== Listing ==
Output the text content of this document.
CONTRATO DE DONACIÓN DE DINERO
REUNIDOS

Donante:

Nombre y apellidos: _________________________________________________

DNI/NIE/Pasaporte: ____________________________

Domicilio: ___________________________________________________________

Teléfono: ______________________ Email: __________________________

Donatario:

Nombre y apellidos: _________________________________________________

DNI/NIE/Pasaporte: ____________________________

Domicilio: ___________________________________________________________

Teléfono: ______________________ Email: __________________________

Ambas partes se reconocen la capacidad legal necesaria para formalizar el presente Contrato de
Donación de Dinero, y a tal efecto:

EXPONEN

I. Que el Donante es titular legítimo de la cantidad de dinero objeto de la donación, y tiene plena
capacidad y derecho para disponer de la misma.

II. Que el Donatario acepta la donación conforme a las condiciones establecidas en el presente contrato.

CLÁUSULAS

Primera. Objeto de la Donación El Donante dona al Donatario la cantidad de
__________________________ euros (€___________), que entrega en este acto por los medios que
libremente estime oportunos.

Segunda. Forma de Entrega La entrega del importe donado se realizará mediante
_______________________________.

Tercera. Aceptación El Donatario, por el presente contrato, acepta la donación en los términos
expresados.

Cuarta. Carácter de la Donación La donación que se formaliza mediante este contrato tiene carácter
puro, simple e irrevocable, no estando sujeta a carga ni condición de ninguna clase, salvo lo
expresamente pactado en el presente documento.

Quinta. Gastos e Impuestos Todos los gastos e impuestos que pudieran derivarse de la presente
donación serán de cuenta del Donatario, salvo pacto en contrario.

== Task prompt ==
Among the lines of the data, identify those with the word "presente". Copy each of them.

== Output of the task ==
Ambas partes se reconocen la capacidad legal necesaria para formalizar el presente Contrato de
II. Que el Donatario acepta la donación conforme a las condiciones establecidas en el presente contrato.
Tercera. Aceptación El Donatario, por el presente contrato, acepta la donación en los términos
expresamente pactado en el presente documento.
Quinta. Gastos e Impuestos Todos los gastos e impuestos que pudieran derivarse de la presente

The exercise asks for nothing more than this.